[What the task requires]: Return each line of the data below that contains the string "group". Uppercase and lowercase letters count as different.

[Data records]:
========================

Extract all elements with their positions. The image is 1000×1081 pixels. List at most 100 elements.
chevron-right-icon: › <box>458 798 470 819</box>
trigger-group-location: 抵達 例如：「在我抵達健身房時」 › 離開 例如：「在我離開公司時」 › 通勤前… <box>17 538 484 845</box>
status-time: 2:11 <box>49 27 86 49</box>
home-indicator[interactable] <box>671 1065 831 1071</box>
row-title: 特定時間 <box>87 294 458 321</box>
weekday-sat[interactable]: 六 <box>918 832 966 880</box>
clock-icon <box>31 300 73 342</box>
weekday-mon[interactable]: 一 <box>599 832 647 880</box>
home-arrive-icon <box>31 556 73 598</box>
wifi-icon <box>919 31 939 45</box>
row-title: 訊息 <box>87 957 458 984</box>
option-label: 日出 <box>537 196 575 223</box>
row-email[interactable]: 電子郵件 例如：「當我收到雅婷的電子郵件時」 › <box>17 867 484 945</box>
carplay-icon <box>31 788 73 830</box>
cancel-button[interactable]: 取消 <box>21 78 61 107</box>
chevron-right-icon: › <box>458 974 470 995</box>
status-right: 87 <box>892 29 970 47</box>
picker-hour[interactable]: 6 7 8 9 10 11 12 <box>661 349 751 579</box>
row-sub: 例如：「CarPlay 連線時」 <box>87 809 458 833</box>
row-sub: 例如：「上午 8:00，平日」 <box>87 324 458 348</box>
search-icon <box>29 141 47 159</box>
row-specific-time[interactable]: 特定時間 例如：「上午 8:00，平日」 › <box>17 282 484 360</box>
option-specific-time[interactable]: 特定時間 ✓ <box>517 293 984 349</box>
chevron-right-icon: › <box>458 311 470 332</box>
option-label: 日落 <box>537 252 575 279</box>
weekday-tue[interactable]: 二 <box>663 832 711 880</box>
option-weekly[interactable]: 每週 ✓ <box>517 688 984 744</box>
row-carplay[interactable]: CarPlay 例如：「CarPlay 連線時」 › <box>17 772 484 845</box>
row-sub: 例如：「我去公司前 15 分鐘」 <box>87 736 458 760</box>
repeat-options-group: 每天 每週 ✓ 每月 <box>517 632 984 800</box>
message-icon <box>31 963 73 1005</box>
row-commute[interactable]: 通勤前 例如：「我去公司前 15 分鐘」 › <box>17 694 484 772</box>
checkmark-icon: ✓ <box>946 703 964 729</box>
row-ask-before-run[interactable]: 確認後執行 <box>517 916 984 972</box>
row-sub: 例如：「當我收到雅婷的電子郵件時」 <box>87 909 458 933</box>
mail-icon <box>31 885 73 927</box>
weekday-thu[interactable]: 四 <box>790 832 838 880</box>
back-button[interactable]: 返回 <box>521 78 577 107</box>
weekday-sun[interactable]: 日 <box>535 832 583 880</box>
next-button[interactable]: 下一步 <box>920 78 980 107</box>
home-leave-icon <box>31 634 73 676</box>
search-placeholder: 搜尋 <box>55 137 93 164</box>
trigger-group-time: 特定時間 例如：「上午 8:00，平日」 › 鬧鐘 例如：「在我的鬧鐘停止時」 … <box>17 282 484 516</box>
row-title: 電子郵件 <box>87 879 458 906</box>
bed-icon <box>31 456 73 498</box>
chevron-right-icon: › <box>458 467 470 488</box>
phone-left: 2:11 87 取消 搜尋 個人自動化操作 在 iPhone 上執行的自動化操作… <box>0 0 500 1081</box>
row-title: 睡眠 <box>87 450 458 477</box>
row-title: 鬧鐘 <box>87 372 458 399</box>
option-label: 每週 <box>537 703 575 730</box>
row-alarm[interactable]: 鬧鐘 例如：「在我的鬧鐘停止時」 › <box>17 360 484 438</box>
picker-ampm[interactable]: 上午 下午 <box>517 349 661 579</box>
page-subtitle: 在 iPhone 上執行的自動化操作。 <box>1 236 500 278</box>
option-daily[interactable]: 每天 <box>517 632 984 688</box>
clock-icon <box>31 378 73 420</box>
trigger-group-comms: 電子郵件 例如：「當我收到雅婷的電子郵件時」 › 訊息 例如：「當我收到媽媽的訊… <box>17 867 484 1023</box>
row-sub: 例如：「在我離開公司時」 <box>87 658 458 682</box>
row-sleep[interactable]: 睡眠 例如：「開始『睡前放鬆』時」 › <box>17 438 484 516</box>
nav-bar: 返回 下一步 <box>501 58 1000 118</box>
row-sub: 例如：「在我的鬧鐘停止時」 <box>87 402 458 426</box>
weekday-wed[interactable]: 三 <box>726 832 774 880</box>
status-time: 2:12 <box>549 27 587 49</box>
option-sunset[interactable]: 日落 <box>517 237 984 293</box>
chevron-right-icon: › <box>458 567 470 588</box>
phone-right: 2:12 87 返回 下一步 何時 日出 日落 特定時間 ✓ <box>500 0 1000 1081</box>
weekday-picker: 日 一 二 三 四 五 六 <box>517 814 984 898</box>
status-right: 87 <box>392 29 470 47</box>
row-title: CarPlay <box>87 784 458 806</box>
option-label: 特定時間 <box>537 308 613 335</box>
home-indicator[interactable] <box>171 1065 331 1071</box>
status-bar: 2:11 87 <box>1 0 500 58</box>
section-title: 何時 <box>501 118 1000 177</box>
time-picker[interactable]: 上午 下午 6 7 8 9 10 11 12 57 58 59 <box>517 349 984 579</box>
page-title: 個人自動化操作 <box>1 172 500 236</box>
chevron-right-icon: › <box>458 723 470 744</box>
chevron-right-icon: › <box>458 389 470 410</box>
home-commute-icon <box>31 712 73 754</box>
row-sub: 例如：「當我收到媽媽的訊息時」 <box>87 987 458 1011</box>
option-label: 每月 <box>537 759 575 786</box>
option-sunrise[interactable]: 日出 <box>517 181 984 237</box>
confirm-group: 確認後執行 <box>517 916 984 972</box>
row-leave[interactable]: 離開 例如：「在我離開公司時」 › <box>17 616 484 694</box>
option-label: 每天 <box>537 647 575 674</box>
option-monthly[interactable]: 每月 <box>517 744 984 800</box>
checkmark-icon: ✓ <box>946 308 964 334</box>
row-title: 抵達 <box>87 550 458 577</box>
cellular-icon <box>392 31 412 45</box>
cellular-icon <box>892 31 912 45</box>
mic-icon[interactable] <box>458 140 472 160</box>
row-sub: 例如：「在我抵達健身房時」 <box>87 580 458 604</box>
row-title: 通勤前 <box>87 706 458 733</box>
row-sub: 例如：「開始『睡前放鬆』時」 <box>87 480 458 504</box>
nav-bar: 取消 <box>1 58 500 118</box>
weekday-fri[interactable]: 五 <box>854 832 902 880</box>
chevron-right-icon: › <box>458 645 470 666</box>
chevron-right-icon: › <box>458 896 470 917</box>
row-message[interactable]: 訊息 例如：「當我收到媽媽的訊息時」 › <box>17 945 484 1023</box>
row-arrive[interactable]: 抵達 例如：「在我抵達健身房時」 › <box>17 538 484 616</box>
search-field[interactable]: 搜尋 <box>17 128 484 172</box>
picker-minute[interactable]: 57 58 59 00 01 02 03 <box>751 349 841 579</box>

========================

[Task response]:
trigger-group-location: 抵達 例如：「在我抵達健身房時」 › 離開 例如：「在我離開公司時」 › 通勤前… <box>17 538 484 845</box>
repeat-options-group: 每天 每週 ✓ 每月 <box>517 632 984 800</box>
trigger-group-time: 特定時間 例如：「上午 8:00，平日」 › 鬧鐘 例如：「在我的鬧鐘停止時」 … <box>17 282 484 516</box>
trigger-group-comms: 電子郵件 例如：「當我收到雅婷的電子郵件時」 › 訊息 例如：「當我收到媽媽的訊… <box>17 867 484 1023</box>
confirm-group: 確認後執行 <box>517 916 984 972</box>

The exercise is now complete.